■ **Challenge**:
Find every line in the records below that holds the word "noise", and copy it out.

■ **Records provided**:

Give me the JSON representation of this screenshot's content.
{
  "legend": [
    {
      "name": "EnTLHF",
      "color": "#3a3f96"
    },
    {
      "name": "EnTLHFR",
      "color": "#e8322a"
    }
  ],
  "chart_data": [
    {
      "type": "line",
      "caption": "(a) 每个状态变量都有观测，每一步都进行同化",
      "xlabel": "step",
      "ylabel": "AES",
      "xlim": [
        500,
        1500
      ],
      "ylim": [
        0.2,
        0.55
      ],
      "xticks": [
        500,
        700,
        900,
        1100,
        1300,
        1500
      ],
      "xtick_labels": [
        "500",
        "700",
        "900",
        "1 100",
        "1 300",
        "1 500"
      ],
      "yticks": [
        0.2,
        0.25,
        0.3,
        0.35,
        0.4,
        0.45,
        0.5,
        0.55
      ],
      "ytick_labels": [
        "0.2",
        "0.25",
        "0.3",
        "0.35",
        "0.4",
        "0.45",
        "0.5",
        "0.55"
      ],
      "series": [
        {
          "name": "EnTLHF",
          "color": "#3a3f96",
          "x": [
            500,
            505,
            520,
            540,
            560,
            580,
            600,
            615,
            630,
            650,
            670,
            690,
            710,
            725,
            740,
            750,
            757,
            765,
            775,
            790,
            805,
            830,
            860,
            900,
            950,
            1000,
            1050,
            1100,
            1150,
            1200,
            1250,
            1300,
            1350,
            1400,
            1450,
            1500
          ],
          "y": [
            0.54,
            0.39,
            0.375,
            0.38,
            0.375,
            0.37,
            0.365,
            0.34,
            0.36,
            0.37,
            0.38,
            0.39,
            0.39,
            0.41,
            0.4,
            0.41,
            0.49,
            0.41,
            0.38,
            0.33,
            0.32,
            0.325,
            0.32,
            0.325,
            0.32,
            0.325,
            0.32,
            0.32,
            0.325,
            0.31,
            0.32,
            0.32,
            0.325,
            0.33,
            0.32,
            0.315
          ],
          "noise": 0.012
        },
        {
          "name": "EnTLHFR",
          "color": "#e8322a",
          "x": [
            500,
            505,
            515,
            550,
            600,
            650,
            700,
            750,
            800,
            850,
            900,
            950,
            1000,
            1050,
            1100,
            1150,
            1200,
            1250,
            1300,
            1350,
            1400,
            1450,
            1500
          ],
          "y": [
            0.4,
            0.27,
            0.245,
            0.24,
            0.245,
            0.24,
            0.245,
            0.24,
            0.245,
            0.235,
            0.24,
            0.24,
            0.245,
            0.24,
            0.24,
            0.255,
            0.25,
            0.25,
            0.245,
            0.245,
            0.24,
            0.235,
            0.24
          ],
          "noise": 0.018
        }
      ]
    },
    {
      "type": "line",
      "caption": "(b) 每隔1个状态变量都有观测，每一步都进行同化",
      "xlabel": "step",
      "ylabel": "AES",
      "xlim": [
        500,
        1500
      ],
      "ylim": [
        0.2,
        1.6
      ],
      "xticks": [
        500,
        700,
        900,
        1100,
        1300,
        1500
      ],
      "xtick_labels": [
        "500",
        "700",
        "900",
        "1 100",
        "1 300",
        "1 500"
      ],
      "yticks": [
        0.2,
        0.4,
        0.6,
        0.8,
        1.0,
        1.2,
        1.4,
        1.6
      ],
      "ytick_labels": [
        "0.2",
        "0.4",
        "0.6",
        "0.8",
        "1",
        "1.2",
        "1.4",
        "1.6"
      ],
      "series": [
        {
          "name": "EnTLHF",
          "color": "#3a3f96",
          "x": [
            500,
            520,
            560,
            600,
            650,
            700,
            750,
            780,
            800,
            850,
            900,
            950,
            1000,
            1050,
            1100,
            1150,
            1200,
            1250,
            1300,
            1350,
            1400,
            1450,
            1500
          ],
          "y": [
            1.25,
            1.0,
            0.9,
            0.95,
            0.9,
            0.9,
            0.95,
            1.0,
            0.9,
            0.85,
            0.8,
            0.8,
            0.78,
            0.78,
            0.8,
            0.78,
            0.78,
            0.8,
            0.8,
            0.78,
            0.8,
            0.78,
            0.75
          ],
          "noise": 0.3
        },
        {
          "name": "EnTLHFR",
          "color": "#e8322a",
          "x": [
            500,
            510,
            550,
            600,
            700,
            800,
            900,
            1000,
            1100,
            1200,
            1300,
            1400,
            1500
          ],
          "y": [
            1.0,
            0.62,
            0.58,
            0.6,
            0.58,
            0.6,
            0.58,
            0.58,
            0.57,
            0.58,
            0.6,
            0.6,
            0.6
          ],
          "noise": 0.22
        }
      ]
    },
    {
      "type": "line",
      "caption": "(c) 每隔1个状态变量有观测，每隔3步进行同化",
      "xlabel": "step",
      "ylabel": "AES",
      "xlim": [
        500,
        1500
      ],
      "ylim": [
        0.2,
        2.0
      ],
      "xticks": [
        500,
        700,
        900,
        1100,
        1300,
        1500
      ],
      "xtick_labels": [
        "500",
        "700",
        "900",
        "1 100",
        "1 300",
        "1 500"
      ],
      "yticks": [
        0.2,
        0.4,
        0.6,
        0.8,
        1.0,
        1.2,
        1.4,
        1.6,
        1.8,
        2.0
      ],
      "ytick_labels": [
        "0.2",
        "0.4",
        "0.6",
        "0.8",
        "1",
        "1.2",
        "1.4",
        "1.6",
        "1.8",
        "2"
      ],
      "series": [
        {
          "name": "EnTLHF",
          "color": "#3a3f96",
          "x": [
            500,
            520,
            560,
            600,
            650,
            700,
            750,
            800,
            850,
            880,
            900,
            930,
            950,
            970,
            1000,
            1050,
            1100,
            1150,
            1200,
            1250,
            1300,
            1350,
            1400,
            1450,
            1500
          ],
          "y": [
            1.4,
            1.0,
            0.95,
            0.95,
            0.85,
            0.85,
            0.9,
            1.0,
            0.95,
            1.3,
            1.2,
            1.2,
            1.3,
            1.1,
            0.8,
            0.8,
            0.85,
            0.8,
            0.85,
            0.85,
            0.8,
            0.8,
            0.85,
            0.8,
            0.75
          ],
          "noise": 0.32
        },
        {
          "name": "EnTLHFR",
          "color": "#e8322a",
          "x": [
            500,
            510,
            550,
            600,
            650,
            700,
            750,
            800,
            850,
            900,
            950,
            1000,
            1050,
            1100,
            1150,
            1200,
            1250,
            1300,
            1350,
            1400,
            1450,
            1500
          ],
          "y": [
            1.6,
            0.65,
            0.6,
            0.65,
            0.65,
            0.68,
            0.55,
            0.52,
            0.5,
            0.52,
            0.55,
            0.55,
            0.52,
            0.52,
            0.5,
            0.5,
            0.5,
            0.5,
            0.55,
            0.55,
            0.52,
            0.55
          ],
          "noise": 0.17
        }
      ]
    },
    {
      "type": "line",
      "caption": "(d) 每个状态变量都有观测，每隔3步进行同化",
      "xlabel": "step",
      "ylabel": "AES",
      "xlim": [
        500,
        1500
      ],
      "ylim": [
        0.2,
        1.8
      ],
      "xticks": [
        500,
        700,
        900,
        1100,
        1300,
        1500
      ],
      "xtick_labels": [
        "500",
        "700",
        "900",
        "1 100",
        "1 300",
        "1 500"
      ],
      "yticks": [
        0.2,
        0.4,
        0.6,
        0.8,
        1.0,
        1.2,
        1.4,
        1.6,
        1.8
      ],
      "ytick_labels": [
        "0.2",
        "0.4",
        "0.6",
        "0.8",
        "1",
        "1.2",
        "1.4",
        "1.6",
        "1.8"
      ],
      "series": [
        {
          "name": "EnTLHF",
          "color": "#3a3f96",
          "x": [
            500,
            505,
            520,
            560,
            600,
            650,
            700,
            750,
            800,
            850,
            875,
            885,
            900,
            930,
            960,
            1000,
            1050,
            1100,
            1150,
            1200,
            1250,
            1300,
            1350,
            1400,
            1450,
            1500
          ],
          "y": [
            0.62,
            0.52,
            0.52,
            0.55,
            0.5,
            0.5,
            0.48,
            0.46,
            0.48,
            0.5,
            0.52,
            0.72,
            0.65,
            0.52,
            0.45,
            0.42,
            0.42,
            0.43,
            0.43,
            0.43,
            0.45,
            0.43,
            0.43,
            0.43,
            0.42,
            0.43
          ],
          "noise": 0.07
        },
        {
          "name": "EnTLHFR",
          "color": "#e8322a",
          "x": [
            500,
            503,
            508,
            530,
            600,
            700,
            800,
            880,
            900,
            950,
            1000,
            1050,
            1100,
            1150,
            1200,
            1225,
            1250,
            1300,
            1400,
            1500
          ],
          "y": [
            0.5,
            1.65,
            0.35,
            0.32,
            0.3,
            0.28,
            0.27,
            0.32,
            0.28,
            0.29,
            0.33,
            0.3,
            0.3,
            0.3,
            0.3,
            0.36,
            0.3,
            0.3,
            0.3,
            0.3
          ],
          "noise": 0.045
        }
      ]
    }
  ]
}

■ **Correct answer**:
          "noise": 0.012
          "noise": 0.018
          "noise": 0.3
          "noise": 0.22
          "noise": 0.32
          "noise": 0.17
          "noise": 0.07
          "noise": 0.045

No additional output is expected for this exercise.